> Objective
Reproduce each line bearing the word "Основное".

> Supplied data
— Start —

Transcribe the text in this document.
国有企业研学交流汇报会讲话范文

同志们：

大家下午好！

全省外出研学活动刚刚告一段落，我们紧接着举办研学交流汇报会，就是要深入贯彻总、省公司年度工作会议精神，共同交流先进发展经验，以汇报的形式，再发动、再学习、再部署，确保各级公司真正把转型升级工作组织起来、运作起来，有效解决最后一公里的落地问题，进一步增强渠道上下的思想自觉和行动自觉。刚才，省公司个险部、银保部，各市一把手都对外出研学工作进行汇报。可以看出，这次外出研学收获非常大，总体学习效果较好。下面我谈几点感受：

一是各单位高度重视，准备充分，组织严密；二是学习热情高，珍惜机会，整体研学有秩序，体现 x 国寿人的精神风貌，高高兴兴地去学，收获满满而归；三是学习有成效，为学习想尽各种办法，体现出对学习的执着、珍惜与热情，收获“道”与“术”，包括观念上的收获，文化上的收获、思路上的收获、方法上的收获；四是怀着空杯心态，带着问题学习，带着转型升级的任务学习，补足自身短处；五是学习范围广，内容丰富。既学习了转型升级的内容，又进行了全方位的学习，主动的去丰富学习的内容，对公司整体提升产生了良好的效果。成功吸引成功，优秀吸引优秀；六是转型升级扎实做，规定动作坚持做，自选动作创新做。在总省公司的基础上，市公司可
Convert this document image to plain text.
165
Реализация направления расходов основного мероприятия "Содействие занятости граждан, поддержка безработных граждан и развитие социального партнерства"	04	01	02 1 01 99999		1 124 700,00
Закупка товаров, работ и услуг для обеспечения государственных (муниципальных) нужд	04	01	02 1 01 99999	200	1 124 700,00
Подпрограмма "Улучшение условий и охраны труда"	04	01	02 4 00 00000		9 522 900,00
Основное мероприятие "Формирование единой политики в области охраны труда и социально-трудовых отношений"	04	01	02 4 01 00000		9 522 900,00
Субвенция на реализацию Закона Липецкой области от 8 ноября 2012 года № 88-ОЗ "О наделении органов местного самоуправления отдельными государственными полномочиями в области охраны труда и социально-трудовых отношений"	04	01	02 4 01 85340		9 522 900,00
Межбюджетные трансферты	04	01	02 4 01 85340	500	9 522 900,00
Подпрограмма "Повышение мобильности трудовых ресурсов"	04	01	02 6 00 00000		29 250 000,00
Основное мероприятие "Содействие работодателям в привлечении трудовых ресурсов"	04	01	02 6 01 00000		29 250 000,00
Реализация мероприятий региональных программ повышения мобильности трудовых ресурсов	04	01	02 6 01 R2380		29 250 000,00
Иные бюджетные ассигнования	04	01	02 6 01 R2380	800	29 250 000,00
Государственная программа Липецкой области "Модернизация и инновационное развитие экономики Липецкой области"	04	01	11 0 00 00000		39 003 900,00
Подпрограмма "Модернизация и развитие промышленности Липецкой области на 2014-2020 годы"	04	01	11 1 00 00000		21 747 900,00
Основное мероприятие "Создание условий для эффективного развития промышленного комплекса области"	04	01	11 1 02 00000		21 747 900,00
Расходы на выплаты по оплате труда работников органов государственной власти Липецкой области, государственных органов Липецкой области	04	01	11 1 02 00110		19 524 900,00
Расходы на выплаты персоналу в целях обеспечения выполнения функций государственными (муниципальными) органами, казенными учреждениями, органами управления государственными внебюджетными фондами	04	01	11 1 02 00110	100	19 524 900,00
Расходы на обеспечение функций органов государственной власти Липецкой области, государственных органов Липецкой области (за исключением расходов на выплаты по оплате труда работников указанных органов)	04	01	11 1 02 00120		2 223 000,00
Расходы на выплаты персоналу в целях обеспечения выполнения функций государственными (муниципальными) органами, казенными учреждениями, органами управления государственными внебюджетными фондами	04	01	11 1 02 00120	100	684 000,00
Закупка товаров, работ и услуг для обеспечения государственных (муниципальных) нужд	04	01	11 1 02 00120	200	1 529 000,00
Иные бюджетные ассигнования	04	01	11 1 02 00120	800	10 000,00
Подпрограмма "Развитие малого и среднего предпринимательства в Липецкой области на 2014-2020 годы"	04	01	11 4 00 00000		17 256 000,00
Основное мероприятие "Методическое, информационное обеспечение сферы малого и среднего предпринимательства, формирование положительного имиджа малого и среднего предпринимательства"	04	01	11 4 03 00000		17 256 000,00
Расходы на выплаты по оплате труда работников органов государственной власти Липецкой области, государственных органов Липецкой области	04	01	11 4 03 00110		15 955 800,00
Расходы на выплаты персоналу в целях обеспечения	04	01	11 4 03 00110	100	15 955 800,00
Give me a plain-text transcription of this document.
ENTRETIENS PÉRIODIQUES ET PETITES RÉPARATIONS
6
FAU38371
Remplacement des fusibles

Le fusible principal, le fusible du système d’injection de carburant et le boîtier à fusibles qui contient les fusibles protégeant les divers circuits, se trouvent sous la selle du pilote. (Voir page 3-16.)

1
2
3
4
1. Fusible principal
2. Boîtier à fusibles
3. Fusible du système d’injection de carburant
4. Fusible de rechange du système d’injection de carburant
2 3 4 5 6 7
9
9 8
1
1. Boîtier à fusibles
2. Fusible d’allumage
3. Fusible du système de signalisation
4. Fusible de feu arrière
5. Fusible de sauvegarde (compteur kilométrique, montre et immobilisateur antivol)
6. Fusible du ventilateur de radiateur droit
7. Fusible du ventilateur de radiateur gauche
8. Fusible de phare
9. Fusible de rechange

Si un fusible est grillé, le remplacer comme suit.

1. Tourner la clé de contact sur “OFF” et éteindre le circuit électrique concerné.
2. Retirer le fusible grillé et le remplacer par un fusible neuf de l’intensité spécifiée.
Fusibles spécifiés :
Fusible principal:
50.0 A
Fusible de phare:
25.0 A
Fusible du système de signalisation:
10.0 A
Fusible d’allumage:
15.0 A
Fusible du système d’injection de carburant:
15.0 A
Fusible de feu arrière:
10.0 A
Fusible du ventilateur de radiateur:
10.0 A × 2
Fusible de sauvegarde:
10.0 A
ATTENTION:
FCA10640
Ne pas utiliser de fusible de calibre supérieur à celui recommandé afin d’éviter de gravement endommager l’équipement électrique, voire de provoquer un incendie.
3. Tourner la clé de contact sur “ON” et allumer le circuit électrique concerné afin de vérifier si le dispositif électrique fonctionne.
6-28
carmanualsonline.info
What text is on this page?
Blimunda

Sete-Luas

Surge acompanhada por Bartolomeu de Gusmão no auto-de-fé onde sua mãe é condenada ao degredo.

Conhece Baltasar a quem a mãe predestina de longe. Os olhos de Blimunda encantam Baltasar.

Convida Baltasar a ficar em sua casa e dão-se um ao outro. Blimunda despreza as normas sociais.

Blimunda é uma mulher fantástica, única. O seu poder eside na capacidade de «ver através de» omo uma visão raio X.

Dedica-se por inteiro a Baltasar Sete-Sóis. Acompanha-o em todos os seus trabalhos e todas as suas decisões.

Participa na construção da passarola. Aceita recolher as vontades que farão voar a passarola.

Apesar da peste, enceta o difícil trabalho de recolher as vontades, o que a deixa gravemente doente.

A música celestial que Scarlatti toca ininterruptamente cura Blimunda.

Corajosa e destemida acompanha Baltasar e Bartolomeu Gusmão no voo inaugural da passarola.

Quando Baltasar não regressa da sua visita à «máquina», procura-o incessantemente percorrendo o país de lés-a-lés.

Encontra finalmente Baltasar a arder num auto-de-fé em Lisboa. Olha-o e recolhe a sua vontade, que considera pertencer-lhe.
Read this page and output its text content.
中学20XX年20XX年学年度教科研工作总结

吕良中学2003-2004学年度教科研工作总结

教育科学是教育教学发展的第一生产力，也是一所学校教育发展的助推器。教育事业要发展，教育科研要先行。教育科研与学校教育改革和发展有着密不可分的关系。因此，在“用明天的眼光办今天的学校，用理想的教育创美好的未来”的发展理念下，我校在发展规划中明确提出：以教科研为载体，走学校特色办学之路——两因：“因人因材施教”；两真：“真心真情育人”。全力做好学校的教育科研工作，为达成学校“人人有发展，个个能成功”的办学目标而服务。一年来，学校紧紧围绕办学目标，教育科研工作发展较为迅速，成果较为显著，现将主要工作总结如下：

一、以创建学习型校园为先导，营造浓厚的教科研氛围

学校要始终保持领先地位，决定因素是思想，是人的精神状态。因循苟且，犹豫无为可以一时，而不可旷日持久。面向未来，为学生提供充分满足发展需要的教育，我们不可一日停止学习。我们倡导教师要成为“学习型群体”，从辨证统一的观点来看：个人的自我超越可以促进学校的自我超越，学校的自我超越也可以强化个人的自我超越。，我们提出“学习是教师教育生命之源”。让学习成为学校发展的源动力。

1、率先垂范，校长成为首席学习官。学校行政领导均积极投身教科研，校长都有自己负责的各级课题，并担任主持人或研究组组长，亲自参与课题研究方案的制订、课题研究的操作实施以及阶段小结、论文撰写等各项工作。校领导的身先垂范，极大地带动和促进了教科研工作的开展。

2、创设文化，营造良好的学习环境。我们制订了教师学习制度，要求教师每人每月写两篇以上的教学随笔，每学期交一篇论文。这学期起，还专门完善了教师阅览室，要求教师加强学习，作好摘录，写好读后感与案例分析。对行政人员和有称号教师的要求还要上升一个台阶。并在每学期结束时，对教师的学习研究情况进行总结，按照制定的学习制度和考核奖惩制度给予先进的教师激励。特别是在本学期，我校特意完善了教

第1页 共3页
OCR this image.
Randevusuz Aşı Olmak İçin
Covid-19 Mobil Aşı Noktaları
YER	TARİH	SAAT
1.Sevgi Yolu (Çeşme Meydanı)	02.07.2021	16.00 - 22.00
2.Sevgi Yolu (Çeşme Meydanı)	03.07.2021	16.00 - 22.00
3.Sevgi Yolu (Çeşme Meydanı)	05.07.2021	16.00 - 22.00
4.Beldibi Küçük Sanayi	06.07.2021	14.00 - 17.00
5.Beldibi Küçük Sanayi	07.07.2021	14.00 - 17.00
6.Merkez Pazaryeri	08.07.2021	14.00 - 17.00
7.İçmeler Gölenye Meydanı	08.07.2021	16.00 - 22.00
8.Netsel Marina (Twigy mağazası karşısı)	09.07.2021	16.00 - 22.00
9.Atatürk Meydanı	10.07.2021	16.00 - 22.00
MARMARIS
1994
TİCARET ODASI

— End —

> Worked solution
Основное мероприятие "Формирование единой политики в области охраны труда и социально-трудовых отношений"	04	01	02 4 01 00000		9 522 900,00
Основное мероприятие "Содействие работодателям в привлечении трудовых ресурсов"	04	01	02 6 01 00000		29 250 000,00
Основное мероприятие "Создание условий для эффективного развития промышленного комплекса области"	04	01	11 1 02 00000		21 747 900,00
Основное мероприятие "Методическое, информационное обеспечение сферы малого и среднего предпринимательства, формирование положительного имиджа малого и среднего предпринимательства"	04	01	11 4 03 00000		17 256 000,00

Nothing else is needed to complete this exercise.